- _ФРАГМЕНТ ТЕКСТА_:

+===+

Случай Эренбурга
Шрифт:
Назвав собрание эренбурговских картин «коллекцией», я не случайно взял это слово в кавычки. Сделал я это не думая, автоматически, хотя и прекрасно понимал, почему это делаю. А сейчас вдруг ясно вспомнил один рассказ Биргера как раз вот на эту тему.
Однажды Борис повез Эренбурга к своему другу Владимиру Вейсбергу — наверное, самому замечательному российскому художнику этого поколения. На обратном пути он стал уговаривать Илью Григорьевича, чтобы тот купил какую-нибудь Володину картину. И между прочим сказал, что картина такого художника, как Вейсберг, была бы, пожалуй, наилучшим завершением его коллекции. Нечаянно вырвавшееся у Бориса слово «коллекция» привело Эренбурга в ярость. С не свойственной ему обычно резкостью — и даже с обидой — он сказал, что коллекционером никогда не был: все его картины — это подарки близких друзей. Единственное исключение — автопортрет Шагала, который купила Любовь Михайловна. Купила, кстати сказать, чтобы спасти картину
Слово «коллекция» так задело Илью Григорьевича, что он долго еще не мог успокоиться. Продолжая эту тему, сказал, что коллекционеров он терпеть не может и от души надеется, что ни одна его картина не попадет в руки кому-нибудь из этой братии.
— Но если бы на свете не было коллекционеров, — робко возразил Борис, — как бы тогда жили мы, художники? Кто бы тогда покупал наши картины?
— Покупали бы люди, любящие живопись, — ответил Эренбург. И тут же пояснил, что любитель живописи и коллекционер — это совсем не одно и то же. Коллекционер, сказал он, никогда не купит картину у живого художника. А если даже и купит, так только для того, чтобы похвастаться, как дешево удалось ему купить вещь, которая на самом деле стоит или со временем будет стоить гораздо дороже.
Картину Вейсберга Илья Григорьевич тогда все-таки купил. Купил — как и натюрморт Биргера, — быть может, не без намерения поддержать материально не больно преуспевающего талантливого живописца. Но, конечно, не только поэтому. Плохую или даже просто не шибко нравящуюся ему картину рядом с Фальком и Тышлером он бы ни за что не повесил.

+===+

(Сохранённые данные)
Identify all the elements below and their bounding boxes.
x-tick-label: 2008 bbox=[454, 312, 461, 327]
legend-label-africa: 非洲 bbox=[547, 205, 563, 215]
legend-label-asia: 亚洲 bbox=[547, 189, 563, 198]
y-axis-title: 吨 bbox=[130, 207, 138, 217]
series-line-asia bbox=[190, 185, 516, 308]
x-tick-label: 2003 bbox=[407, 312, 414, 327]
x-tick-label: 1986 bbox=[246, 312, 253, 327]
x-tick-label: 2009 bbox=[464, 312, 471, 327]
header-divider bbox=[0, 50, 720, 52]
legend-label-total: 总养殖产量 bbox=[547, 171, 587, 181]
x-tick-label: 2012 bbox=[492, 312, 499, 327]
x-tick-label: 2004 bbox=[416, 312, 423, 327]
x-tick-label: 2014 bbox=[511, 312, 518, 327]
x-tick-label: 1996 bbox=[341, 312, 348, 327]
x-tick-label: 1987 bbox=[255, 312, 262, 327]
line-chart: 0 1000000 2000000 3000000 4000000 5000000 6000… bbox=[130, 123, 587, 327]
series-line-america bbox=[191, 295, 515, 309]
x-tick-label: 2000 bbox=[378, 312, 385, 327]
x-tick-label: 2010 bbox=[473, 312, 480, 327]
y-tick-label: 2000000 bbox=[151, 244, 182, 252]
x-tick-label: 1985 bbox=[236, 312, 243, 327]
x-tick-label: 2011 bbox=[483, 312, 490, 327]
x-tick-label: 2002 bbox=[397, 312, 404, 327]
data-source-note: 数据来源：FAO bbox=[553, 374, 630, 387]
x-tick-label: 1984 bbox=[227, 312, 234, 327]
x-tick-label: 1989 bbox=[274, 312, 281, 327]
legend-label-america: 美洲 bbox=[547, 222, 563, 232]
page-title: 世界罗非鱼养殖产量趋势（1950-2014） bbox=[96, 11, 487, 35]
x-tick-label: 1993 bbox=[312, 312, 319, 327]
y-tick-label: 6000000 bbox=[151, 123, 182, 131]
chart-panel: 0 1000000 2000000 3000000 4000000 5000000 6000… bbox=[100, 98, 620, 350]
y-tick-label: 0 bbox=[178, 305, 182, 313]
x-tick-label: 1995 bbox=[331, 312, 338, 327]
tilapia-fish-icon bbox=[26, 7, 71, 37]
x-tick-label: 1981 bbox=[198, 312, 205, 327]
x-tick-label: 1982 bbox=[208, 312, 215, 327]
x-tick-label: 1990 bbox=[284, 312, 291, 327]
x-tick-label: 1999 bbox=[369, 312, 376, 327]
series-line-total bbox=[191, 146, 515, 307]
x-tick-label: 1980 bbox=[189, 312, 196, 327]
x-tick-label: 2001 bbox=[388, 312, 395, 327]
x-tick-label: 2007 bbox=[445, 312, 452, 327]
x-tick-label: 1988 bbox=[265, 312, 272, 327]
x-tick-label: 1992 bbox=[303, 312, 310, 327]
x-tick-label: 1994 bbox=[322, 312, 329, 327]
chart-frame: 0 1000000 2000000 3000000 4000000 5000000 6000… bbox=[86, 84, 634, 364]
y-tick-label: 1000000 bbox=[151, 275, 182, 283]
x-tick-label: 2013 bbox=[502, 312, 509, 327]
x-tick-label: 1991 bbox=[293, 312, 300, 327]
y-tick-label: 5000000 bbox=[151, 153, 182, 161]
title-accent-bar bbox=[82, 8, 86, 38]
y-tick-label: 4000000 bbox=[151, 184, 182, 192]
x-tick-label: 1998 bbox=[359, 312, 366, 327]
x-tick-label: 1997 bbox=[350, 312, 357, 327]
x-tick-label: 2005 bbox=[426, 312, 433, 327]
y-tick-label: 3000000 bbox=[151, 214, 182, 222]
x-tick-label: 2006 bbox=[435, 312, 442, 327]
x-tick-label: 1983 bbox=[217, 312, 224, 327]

+===+

- _ФОРМУЛИРОВКА ЗАДАНИЯ_:
Продолжите фрагмент текста об Эренбурге и его картинах, начав сразу после последнего приведенного предложения.

- _ОЖИДАЕМЫЙ РЕЗУЛЬТАТ_:
В середине 60-х в «Новом мире» был опубликован «Театральный роман», а чуть позже в журнале «Москва» — «Мастер и Маргарита».
Многих поразили тогда эти книги, явившиеся вдруг из небытия. Но еще больше, пожалуй, поразил сам факт торжества художника, его победы над временем и тупой, душившей все живое, силой тоталитарной власти. В каком-то упоении, как пароль, как знак надежды повторяли мы друг другу мгновенно ставшую расхожей булгаковскую формулу — «Рукописи не горят». Но на меня этот феномен Булгакова оказал не только моральное воздействие. Он прямо-таки физически подтолкнул меня к тому, чтобы я перестал наконец оглядываться на внешние обстоятельства, мешающие мне писать то, что хочется, и, не думая о последствиях, забыв о советской власти, ее верных церберах-редакторах, цензуре и прочих гадостях, целиком отдаться тому делу, которое я считал главным делом своей жизни.
Но одного этого — хотя и мощного — толчка, вероятно, было бы все-таки недостаточно. Чтобы решиться окончательно и бесповоротно вступить на этот путь, мне недоставало уверенности. Мешало более чем скромное представление о моих литературных возможностях. Охватившая все мое существо радостная энергия, возбужденная феноменом Булгакова, уперлась в отрезвляющее, обескураживающее: «Quod licet Jovi, non licet bovi». Что бы там ни было, — подмигивала и высовывала мне язык эта древняя поговорка, — но ты-то ведь не Булгаков!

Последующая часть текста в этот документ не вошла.